EXERCISE: Copy all of the material below exactly.

RECORDS FOR THE TASK:
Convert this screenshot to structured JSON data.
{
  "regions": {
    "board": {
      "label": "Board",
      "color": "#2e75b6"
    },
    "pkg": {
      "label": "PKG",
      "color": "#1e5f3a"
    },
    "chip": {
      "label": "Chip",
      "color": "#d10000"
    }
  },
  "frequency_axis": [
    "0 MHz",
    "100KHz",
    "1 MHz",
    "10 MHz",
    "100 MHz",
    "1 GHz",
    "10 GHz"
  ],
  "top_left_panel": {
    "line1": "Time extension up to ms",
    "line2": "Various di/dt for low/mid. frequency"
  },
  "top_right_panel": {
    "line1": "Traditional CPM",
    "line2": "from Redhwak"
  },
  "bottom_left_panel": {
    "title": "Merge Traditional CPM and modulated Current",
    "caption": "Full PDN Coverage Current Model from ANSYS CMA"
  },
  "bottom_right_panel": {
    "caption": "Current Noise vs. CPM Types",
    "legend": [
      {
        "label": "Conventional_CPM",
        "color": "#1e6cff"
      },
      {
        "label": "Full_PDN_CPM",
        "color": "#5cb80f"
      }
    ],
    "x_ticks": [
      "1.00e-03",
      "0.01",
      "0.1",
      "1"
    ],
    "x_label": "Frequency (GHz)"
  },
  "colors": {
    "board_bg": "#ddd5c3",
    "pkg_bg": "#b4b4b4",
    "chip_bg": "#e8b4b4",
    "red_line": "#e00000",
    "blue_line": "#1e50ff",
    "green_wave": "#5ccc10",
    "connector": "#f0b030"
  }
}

RESULT FOR THIS TASK:
Convert this screenshot to structured JSON data.
{
  "regions": {
    "board": {
      "label": "Board",
      "color": "#2e75b6"
    },
    "pkg": {
      "label": "PKG",
      "color": "#1e5f3a"
    },
    "chip": {
      "label": "Chip",
      "color": "#d10000"
    }
  },
  "frequency_axis": [
    "0 MHz",
    "100KHz",
    "1 MHz",
    "10 MHz",
    "100 MHz",
    "1 GHz",
    "10 GHz"
  ],
  "top_left_panel": {
    "line1": "Time extension up to ms",
    "line2": "Various di/dt for low/mid. frequency"
  },
  "top_right_panel": {
    "line1": "Traditional CPM",
    "line2": "from Redhwak"
  },
  "bottom_left_panel": {
    "title": "Merge Traditional CPM and modulated Current",
    "caption": "Full PDN Coverage Current Model from ANSYS CMA"
  },
  "bottom_right_panel": {
    "caption": "Current Noise vs. CPM Types",
    "legend": [
      {
        "label": "Conventional_CPM",
        "color": "#1e6cff"
      },
      {
        "label": "Full_PDN_CPM",
        "color": "#5cb80f"
      }
    ],
    "x_ticks": [
      "1.00e-03",
      "0.01",
      "0.1",
      "1"
    ],
    "x_label": "Frequency (GHz)"
  },
  "colors": {
    "board_bg": "#ddd5c3",
    "pkg_bg": "#b4b4b4",
    "chip_bg": "#e8b4b4",
    "red_line": "#e00000",
    "blue_line": "#1e50ff",
    "green_wave": "#5ccc10",
    "connector": "#f0b030"
  }
}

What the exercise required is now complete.